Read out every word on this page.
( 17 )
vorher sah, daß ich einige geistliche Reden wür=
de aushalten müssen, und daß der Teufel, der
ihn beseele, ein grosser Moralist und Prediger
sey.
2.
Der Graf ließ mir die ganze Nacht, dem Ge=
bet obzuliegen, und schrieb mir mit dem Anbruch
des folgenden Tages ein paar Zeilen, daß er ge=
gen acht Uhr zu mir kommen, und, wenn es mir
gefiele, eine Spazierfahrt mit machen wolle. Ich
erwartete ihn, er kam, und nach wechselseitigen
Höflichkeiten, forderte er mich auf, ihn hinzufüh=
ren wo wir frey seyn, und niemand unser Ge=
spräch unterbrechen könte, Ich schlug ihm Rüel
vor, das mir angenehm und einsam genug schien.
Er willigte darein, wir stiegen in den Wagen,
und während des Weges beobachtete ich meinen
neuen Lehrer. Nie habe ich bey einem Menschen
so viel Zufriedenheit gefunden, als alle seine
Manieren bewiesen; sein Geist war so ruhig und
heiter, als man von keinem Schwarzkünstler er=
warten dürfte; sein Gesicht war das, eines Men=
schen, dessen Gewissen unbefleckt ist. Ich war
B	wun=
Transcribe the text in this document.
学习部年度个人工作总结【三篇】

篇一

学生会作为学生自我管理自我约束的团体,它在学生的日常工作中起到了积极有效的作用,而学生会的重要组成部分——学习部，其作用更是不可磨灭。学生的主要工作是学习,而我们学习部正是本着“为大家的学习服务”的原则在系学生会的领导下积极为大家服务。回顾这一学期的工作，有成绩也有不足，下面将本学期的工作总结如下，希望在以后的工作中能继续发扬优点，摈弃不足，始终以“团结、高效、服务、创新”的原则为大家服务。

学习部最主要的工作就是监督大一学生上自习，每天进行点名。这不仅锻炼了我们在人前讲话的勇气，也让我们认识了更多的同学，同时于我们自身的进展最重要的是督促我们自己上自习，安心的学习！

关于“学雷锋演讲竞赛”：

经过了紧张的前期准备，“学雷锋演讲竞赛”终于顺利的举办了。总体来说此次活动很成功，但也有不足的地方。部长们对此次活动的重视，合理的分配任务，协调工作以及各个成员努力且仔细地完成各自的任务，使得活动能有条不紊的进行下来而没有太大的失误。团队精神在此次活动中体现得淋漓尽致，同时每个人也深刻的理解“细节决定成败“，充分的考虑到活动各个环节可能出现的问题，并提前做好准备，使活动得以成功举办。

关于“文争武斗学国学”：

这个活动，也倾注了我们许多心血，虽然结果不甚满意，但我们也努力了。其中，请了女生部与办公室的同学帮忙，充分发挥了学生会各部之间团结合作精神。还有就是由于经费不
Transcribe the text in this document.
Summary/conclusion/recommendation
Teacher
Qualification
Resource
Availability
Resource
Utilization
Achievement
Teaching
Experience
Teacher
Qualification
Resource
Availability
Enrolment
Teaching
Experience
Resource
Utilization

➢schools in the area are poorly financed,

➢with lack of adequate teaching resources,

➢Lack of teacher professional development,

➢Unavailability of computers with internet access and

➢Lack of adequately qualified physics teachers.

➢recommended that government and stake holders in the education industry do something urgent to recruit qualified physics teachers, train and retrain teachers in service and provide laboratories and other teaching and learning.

^^^^^^^^^^^^^^^^

WHAT TO PRODUCE - Reproduce all data above, unchanged.

COMPLETED EXERCISE -
Read out every word on this page.
( 17 )
vorher sah, daß ich einige geistliche Reden wür=
de aushalten müssen, und daß der Teufel, der
ihn beseele, ein grosser Moralist und Prediger
sey.
2.
Der Graf ließ mir die ganze Nacht, dem Ge=
bet obzuliegen, und schrieb mir mit dem Anbruch
des folgenden Tages ein paar Zeilen, daß er ge=
gen acht Uhr zu mir kommen, und, wenn es mir
gefiele, eine Spazierfahrt mit machen wolle. Ich
erwartete ihn, er kam, und nach wechselseitigen
Höflichkeiten, forderte er mich auf, ihn hinzufüh=
ren wo wir frey seyn, und niemand unser Ge=
spräch unterbrechen könte, Ich schlug ihm Rüel
vor, das mir angenehm und einsam genug schien.
Er willigte darein, wir stiegen in den Wagen,
und während des Weges beobachtete ich meinen
neuen Lehrer. Nie habe ich bey einem Menschen
so viel Zufriedenheit gefunden, als alle seine
Manieren bewiesen; sein Geist war so ruhig und
heiter, als man von keinem Schwarzkünstler er=
warten dürfte; sein Gesicht war das, eines Men=
schen, dessen Gewissen unbefleckt ist. Ich war
B	wun=
Transcribe the text in this document.
学习部年度个人工作总结【三篇】

篇一

学生会作为学生自我管理自我约束的团体,它在学生的日常工作中起到了积极有效的作用,而学生会的重要组成部分——学习部，其作用更是不可磨灭。学生的主要工作是学习,而我们学习部正是本着“为大家的学习服务”的原则在系学生会的领导下积极为大家服务。回顾这一学期的工作，有成绩也有不足，下面将本学期的工作总结如下，希望在以后的工作中能继续发扬优点，摈弃不足，始终以“团结、高效、服务、创新”的原则为大家服务。

学习部最主要的工作就是监督大一学生上自习，每天进行点名。这不仅锻炼了我们在人前讲话的勇气，也让我们认识了更多的同学，同时于我们自身的进展最重要的是督促我们自己上自习，安心的学习！

关于“学雷锋演讲竞赛”：

经过了紧张的前期准备，“学雷锋演讲竞赛”终于顺利的举办了。总体来说此次活动很成功，但也有不足的地方。部长们对此次活动的重视，合理的分配任务，协调工作以及各个成员努力且仔细地完成各自的任务，使得活动能有条不紊的进行下来而没有太大的失误。团队精神在此次活动中体现得淋漓尽致，同时每个人也深刻的理解“细节决定成败“，充分的考虑到活动各个环节可能出现的问题，并提前做好准备，使活动得以成功举办。

关于“文争武斗学国学”：

这个活动，也倾注了我们许多心血，虽然结果不甚满意，但我们也努力了。其中，请了女生部与办公室的同学帮忙，充分发挥了学生会各部之间团结合作精神。还有就是由于经费不
Transcribe the text in this document.
Summary/conclusion/recommendation
Teacher
Qualification
Resource
Availability
Resource
Utilization
Achievement
Teaching
Experience
Teacher
Qualification
Resource
Availability
Enrolment
Teaching
Experience
Resource
Utilization

➢schools in the area are poorly financed,

➢with lack of adequate teaching resources,

➢Lack of teacher professional development,

➢Unavailability of computers with internet access and

➢Lack of adequately qualified physics teachers.

➢recommended that government and stake holders in the education industry do something urgent to recruit qualified physics teachers, train and retrain teachers in service and provide laboratories and other teaching and learning.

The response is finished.